Exercise description:
Each entry below is to be extracted exactly.

Source material:
┌──
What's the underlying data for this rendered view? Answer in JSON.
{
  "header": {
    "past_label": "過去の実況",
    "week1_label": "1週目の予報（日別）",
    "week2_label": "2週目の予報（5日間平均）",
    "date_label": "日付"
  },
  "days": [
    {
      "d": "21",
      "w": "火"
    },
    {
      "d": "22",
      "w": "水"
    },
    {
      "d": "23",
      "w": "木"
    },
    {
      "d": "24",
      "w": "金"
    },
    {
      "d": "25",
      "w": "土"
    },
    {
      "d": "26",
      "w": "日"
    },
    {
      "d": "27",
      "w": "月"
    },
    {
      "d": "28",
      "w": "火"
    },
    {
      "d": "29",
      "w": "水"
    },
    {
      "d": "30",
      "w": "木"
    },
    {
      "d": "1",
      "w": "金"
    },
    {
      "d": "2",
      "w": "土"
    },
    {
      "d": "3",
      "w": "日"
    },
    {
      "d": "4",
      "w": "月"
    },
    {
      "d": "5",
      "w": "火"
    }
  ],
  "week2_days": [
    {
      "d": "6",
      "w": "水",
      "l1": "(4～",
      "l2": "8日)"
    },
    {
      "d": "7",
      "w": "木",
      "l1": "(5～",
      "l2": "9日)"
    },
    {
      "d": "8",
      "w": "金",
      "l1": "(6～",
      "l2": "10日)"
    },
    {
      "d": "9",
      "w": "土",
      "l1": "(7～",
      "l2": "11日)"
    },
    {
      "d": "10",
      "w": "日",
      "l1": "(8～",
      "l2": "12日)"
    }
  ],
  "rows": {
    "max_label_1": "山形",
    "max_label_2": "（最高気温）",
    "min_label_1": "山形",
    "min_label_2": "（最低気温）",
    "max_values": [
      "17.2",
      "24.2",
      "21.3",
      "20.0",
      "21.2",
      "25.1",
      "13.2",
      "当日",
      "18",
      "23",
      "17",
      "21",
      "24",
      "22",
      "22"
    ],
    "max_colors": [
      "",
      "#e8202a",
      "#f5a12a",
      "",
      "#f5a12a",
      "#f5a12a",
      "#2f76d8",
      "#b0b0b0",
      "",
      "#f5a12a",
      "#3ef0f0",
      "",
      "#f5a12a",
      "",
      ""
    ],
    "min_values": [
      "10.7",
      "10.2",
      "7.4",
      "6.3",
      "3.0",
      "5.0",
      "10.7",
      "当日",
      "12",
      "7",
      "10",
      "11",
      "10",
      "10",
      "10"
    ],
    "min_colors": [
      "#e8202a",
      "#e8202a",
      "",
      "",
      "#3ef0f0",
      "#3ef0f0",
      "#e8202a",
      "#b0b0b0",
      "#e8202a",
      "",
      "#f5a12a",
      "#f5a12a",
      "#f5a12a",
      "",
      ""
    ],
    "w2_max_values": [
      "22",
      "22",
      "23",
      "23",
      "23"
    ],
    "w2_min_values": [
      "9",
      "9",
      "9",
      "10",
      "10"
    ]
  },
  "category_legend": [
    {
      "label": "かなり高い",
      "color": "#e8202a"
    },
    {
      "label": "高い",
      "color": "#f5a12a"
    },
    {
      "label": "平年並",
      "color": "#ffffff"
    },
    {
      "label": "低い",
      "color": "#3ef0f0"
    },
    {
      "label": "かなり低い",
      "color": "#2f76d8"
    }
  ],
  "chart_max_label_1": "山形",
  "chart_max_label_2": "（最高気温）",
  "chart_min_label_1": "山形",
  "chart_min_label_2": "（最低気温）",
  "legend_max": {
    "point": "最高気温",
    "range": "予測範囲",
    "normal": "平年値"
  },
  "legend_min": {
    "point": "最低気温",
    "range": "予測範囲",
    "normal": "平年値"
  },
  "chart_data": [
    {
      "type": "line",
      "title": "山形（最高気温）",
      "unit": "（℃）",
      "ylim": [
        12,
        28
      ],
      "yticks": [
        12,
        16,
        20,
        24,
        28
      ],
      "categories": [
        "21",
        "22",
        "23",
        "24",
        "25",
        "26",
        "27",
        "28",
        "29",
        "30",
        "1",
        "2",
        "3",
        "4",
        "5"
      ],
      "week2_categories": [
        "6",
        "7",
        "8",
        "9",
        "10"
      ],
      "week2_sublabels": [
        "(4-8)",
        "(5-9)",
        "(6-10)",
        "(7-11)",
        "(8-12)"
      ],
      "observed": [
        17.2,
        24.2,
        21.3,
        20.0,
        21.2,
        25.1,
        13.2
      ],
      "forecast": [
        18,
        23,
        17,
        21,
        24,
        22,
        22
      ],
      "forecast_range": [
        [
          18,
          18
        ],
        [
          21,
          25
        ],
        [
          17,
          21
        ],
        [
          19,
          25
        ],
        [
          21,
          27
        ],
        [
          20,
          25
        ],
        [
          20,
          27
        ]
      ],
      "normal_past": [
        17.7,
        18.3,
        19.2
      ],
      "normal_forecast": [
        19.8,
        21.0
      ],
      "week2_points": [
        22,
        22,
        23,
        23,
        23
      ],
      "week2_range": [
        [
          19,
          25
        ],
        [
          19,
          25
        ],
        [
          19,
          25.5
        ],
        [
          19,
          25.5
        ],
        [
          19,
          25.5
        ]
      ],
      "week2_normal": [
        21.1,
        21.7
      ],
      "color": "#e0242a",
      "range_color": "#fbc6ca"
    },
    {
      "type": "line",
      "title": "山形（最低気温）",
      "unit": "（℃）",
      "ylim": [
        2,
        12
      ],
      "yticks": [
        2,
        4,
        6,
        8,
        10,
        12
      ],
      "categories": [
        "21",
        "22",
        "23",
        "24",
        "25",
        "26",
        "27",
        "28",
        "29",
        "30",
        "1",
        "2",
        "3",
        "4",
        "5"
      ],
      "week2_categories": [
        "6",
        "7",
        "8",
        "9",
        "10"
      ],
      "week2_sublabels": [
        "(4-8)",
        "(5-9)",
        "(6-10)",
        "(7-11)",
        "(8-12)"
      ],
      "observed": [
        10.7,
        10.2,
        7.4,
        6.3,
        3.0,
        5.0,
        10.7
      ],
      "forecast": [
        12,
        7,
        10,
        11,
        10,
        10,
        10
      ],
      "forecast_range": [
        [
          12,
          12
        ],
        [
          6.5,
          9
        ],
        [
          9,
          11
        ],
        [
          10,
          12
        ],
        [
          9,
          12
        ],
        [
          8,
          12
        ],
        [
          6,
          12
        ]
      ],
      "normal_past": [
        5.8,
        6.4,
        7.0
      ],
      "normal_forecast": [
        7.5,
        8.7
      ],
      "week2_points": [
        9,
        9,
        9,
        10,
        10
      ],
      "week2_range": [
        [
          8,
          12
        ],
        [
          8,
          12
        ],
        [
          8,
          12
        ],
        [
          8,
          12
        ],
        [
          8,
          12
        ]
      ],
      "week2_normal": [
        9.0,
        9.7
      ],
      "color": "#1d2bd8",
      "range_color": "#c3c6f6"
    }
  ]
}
└──
Solution:
What's the underlying data for this rendered view? Answer in JSON.
{
  "header": {
    "past_label": "過去の実況",
    "week1_label": "1週目の予報（日別）",
    "week2_label": "2週目の予報（5日間平均）",
    "date_label": "日付"
  },
  "days": [
    {
      "d": "21",
      "w": "火"
    },
    {
      "d": "22",
      "w": "水"
    },
    {
      "d": "23",
      "w": "木"
    },
    {
      "d": "24",
      "w": "金"
    },
    {
      "d": "25",
      "w": "土"
    },
    {
      "d": "26",
      "w": "日"
    },
    {
      "d": "27",
      "w": "月"
    },
    {
      "d": "28",
      "w": "火"
    },
    {
      "d": "29",
      "w": "水"
    },
    {
      "d": "30",
      "w": "木"
    },
    {
      "d": "1",
      "w": "金"
    },
    {
      "d": "2",
      "w": "土"
    },
    {
      "d": "3",
      "w": "日"
    },
    {
      "d": "4",
      "w": "月"
    },
    {
      "d": "5",
      "w": "火"
    }
  ],
  "week2_days": [
    {
      "d": "6",
      "w": "水",
      "l1": "(4～",
      "l2": "8日)"
    },
    {
      "d": "7",
      "w": "木",
      "l1": "(5～",
      "l2": "9日)"
    },
    {
      "d": "8",
      "w": "金",
      "l1": "(6～",
      "l2": "10日)"
    },
    {
      "d": "9",
      "w": "土",
      "l1": "(7～",
      "l2": "11日)"
    },
    {
      "d": "10",
      "w": "日",
      "l1": "(8～",
      "l2": "12日)"
    }
  ],
  "rows": {
    "max_label_1": "山形",
    "max_label_2": "（最高気温）",
    "min_label_1": "山形",
    "min_label_2": "（最低気温）",
    "max_values": [
      "17.2",
      "24.2",
      "21.3",
      "20.0",
      "21.2",
      "25.1",
      "13.2",
      "当日",
      "18",
      "23",
      "17",
      "21",
      "24",
      "22",
      "22"
    ],
    "max_colors": [
      "",
      "#e8202a",
      "#f5a12a",
      "",
      "#f5a12a",
      "#f5a12a",
      "#2f76d8",
      "#b0b0b0",
      "",
      "#f5a12a",
      "#3ef0f0",
      "",
      "#f5a12a",
      "",
      ""
    ],
    "min_values": [
      "10.7",
      "10.2",
      "7.4",
      "6.3",
      "3.0",
      "5.0",
      "10.7",
      "当日",
      "12",
      "7",
      "10",
      "11",
      "10",
      "10",
      "10"
    ],
    "min_colors": [
      "#e8202a",
      "#e8202a",
      "",
      "",
      "#3ef0f0",
      "#3ef0f0",
      "#e8202a",
      "#b0b0b0",
      "#e8202a",
      "",
      "#f5a12a",
      "#f5a12a",
      "#f5a12a",
      "",
      ""
    ],
    "w2_max_values": [
      "22",
      "22",
      "23",
      "23",
      "23"
    ],
    "w2_min_values": [
      "9",
      "9",
      "9",
      "10",
      "10"
    ]
  },
  "category_legend": [
    {
      "label": "かなり高い",
      "color": "#e8202a"
    },
    {
      "label": "高い",
      "color": "#f5a12a"
    },
    {
      "label": "平年並",
      "color": "#ffffff"
    },
    {
      "label": "低い",
      "color": "#3ef0f0"
    },
    {
      "label": "かなり低い",
      "color": "#2f76d8"
    }
  ],
  "chart_max_label_1": "山形",
  "chart_max_label_2": "（最高気温）",
  "chart_min_label_1": "山形",
  "chart_min_label_2": "（最低気温）",
  "legend_max": {
    "point": "最高気温",
    "range": "予測範囲",
    "normal": "平年値"
  },
  "legend_min": {
    "point": "最低気温",
    "range": "予測範囲",
    "normal": "平年値"
  },
  "chart_data": [
    {
      "type": "line",
      "title": "山形（最高気温）",
      "unit": "（℃）",
      "ylim": [
        12,
        28
      ],
      "yticks": [
        12,
        16,
        20,
        24,
        28
      ],
      "categories": [
        "21",
        "22",
        "23",
        "24",
        "25",
        "26",
        "27",
        "28",
        "29",
        "30",
        "1",
        "2",
        "3",
        "4",
        "5"
      ],
      "week2_categories": [
        "6",
        "7",
        "8",
        "9",
        "10"
      ],
      "week2_sublabels": [
        "(4-8)",
        "(5-9)",
        "(6-10)",
        "(7-11)",
        "(8-12)"
      ],
      "observed": [
        17.2,
        24.2,
        21.3,
        20.0,
        21.2,
        25.1,
        13.2
      ],
      "forecast": [
        18,
        23,
        17,
        21,
        24,
        22,
        22
      ],
      "forecast_range": [
        [
          18,
          18
        ],
        [
          21,
          25
        ],
        [
          17,
          21
        ],
        [
          19,
          25
        ],
        [
          21,
          27
        ],
        [
          20,
          25
        ],
        [
          20,
          27
        ]
      ],
      "normal_past": [
        17.7,
        18.3,
        19.2
      ],
      "normal_forecast": [
        19.8,
        21.0
      ],
      "week2_points": [
        22,
        22,
        23,
        23,
        23
      ],
      "week2_range": [
        [
          19,
          25
        ],
        [
          19,
          25
        ],
        [
          19,
          25.5
        ],
        [
          19,
          25.5
        ],
        [
          19,
          25.5
        ]
      ],
      "week2_normal": [
        21.1,
        21.7
      ],
      "color": "#e0242a",
      "range_color": "#fbc6ca"
    },
    {
      "type": "line",
      "title": "山形（最低気温）",
      "unit": "（℃）",
      "ylim": [
        2,
        12
      ],
      "yticks": [
        2,
        4,
        6,
        8,
        10,
        12
      ],
      "categories": [
        "21",
        "22",
        "23",
        "24",
        "25",
        "26",
        "27",
        "28",
        "29",
        "30",
        "1",
        "2",
        "3",
        "4",
        "5"
      ],
      "week2_categories": [
        "6",
        "7",
        "8",
        "9",
        "10"
      ],
      "week2_sublabels": [
        "(4-8)",
        "(5-9)",
        "(6-10)",
        "(7-11)",
        "(8-12)"
      ],
      "observed": [
        10.7,
        10.2,
        7.4,
        6.3,
        3.0,
        5.0,
        10.7
      ],
      "forecast": [
        12,
        7,
        10,
        11,
        10,
        10,
        10
      ],
      "forecast_range": [
        [
          12,
          12
        ],
        [
          6.5,
          9
        ],
        [
          9,
          11
        ],
        [
          10,
          12
        ],
        [
          9,
          12
        ],
        [
          8,
          12
        ],
        [
          6,
          12
        ]
      ],
      "normal_past": [
        5.8,
        6.4,
        7.0
      ],
      "normal_forecast": [
        7.5,
        8.7
      ],
      "week2_points": [
        9,
        9,
        9,
        10,
        10
      ],
      "week2_range": [
        [
          8,
          12
        ],
        [
          8,
          12
        ],
        [
          8,
          12
        ],
        [
          8,
          12
        ],
        [
          8,
          12
        ]
      ],
      "week2_normal": [
        9.0,
        9.7
      ],
      "color": "#1d2bd8",
      "range_color": "#c3c6f6"
    }
  ]
}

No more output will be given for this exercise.